• Exercise details:
Copy out every line of the records where the string "content" occurs.

[Start Items]

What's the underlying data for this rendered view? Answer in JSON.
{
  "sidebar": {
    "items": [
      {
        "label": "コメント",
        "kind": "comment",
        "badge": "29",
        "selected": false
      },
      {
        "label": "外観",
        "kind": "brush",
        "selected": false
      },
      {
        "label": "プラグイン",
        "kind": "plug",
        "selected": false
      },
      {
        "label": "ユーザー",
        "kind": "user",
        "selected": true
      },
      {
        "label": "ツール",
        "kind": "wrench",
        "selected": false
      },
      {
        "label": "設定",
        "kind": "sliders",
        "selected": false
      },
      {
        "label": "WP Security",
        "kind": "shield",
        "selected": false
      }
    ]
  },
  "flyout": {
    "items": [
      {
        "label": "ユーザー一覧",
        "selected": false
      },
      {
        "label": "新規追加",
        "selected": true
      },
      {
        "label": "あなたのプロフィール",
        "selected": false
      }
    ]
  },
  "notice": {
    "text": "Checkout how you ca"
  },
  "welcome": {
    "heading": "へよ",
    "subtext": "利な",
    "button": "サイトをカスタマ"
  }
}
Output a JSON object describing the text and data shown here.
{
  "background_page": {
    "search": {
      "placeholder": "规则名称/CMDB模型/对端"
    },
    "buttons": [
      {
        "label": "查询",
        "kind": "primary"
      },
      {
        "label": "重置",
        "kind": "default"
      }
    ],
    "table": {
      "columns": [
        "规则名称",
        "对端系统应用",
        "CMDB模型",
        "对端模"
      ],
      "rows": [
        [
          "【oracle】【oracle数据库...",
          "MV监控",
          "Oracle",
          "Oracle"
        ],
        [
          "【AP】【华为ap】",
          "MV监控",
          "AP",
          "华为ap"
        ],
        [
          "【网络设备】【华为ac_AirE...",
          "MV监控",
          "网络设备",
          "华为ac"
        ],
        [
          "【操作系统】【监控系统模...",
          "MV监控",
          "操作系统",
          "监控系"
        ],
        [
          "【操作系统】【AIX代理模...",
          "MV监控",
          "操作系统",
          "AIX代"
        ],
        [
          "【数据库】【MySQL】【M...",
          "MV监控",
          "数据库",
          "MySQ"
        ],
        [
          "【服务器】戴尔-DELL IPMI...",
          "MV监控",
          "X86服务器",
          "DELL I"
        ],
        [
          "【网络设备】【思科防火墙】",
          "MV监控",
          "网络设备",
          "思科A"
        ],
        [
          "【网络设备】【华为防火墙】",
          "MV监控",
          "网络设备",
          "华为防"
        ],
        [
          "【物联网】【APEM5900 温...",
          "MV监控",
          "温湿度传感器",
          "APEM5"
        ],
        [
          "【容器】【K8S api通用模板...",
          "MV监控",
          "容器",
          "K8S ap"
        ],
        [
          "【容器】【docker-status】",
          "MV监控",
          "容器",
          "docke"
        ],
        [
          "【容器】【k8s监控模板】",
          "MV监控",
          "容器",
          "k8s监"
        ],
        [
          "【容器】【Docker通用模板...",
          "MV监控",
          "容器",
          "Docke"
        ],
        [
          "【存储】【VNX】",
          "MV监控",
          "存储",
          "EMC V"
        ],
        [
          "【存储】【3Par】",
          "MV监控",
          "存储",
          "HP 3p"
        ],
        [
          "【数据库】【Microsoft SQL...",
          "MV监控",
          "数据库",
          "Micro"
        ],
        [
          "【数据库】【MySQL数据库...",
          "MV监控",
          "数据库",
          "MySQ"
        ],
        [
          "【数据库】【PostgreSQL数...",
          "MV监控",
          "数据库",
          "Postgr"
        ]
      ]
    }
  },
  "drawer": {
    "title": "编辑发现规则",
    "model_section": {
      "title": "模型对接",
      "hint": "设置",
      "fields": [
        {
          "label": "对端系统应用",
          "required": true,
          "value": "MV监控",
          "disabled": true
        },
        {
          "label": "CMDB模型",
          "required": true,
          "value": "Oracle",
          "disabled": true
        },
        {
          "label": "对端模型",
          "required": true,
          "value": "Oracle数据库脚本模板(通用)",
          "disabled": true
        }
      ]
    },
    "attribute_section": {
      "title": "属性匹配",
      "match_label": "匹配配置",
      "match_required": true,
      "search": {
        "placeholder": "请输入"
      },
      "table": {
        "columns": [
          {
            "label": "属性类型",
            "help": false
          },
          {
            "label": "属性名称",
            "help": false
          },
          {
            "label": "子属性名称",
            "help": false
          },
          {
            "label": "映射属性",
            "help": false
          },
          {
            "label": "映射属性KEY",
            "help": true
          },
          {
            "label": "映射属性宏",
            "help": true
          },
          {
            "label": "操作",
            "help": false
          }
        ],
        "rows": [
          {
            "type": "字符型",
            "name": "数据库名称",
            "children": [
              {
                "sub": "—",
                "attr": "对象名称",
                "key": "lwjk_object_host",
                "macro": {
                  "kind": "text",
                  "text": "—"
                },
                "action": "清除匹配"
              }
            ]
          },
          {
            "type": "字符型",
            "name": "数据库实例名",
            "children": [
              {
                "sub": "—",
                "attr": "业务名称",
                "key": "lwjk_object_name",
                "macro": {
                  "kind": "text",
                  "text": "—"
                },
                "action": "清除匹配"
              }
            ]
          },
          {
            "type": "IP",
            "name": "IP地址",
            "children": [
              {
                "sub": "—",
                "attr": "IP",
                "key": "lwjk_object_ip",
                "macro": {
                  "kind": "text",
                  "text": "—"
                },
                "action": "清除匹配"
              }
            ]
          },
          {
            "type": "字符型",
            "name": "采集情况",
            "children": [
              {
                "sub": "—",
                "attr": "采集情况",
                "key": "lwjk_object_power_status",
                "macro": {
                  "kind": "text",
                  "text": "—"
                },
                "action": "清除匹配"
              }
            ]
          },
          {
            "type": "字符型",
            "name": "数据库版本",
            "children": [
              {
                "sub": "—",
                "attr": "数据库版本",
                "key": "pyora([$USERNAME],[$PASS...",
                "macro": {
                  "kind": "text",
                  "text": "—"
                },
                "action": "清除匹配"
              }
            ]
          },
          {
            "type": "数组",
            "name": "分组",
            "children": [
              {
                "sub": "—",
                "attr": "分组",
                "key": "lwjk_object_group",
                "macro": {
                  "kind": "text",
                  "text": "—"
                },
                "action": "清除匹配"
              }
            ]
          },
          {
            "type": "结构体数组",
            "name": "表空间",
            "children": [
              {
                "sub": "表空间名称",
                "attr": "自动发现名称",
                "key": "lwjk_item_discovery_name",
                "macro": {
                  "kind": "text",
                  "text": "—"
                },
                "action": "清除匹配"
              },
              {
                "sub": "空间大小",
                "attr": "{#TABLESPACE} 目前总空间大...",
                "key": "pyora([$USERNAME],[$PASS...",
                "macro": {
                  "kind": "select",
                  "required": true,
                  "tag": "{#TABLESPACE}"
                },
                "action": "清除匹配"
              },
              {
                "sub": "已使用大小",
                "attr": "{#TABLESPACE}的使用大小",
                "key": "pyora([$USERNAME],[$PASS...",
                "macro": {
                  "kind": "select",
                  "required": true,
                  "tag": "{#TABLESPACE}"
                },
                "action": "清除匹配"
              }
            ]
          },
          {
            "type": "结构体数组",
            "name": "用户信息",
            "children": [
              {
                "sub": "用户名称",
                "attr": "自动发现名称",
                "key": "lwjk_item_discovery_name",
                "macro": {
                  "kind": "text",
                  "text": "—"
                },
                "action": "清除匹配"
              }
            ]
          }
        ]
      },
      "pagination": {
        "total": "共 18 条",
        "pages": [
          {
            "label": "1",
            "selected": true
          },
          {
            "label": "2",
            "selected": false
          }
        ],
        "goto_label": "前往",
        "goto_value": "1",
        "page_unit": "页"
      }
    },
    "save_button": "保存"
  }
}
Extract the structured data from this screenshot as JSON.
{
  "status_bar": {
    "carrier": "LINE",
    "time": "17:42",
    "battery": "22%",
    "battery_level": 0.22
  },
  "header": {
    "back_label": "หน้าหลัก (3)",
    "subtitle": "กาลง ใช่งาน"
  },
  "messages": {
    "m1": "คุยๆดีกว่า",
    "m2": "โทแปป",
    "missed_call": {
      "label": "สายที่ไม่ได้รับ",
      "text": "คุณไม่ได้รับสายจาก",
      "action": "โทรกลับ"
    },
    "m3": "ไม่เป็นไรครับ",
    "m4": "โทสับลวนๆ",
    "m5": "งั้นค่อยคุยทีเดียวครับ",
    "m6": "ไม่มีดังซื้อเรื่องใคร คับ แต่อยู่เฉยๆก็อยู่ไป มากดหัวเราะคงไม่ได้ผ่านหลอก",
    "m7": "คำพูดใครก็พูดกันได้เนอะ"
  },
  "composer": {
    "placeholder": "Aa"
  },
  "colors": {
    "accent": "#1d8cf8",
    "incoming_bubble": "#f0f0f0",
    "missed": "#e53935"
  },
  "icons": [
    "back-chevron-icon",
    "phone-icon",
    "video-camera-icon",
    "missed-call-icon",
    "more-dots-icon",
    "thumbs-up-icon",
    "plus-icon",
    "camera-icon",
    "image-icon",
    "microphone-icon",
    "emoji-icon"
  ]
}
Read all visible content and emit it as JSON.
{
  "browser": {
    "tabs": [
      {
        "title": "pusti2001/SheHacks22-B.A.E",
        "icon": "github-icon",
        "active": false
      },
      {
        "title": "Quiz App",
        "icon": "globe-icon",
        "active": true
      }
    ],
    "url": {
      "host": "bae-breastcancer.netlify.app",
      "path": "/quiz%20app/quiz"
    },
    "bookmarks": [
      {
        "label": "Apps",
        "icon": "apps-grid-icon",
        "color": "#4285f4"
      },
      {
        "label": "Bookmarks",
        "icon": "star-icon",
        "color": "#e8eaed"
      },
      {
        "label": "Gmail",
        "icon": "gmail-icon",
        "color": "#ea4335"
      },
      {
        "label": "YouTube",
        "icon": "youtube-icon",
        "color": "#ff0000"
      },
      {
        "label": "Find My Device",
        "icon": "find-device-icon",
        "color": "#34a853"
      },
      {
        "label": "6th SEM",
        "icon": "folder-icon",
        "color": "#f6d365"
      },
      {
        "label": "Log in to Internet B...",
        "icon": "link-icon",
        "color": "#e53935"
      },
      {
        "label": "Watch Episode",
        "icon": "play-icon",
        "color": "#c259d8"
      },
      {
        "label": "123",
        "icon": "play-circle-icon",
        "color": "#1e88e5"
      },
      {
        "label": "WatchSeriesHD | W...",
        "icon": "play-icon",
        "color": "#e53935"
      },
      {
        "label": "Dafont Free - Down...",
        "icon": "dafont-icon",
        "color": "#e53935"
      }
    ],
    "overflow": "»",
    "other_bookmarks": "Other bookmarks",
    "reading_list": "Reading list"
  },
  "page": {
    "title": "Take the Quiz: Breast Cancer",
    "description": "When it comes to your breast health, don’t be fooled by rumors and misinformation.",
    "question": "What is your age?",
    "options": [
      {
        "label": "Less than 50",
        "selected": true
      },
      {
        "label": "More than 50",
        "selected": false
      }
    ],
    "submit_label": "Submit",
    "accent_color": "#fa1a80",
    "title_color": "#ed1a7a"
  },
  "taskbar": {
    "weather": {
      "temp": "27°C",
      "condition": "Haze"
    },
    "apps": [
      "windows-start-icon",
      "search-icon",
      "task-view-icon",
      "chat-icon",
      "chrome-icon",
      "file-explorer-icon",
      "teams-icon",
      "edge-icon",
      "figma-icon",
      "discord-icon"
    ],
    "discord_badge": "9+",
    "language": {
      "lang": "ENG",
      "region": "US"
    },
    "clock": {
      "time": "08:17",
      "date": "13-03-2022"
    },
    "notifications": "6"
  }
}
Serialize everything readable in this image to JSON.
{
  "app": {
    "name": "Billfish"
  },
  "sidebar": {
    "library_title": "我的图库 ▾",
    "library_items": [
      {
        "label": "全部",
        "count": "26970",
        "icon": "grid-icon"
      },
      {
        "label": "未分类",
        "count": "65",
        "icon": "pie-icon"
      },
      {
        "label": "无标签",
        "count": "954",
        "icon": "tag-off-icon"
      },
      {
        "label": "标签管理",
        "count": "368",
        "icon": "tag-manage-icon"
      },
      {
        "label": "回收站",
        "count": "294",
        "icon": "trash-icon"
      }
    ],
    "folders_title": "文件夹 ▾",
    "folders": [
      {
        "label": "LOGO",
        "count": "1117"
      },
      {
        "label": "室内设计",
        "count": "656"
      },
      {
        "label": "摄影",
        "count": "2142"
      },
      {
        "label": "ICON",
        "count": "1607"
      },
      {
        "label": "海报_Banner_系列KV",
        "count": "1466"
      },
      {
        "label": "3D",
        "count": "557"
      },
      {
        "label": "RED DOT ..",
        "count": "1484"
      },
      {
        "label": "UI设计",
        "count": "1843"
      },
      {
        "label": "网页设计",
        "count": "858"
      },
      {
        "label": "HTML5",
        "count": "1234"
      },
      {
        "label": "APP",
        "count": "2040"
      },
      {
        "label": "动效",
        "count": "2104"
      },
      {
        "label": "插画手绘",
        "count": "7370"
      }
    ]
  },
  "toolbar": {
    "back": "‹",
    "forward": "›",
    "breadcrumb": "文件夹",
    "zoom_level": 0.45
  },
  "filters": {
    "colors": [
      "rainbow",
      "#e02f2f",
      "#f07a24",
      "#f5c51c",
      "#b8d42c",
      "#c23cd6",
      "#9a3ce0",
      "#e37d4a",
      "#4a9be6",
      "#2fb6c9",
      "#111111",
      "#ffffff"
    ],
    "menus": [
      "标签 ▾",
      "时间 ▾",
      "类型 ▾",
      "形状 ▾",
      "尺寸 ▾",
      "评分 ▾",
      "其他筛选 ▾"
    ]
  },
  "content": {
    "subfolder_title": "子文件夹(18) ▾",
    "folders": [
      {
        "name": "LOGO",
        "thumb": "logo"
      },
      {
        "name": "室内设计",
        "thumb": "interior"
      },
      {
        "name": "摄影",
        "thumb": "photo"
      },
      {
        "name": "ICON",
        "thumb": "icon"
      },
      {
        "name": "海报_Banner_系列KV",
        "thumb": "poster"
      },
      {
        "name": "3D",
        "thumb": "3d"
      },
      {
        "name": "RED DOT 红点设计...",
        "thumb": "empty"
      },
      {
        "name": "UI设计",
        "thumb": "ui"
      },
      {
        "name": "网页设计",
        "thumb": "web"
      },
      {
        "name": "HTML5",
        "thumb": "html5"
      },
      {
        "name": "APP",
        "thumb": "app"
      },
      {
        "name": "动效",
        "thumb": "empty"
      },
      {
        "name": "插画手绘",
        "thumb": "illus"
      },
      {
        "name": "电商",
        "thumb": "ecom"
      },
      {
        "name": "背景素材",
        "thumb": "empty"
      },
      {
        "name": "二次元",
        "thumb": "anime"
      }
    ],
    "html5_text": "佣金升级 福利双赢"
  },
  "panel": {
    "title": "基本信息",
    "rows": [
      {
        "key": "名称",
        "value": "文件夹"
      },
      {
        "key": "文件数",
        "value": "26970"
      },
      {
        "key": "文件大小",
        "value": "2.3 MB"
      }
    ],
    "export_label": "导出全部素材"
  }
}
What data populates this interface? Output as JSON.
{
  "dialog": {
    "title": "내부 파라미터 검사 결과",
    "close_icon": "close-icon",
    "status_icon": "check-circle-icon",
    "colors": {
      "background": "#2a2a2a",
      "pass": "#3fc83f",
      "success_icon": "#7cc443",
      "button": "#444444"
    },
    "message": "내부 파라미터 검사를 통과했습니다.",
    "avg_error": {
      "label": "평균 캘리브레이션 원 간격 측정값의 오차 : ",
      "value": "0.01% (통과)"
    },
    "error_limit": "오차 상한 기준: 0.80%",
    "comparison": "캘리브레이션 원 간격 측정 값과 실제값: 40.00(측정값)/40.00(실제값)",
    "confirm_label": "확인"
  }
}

[End Items]

• Exercise response:
Read all visible content and emit it as JSON.
  "content": {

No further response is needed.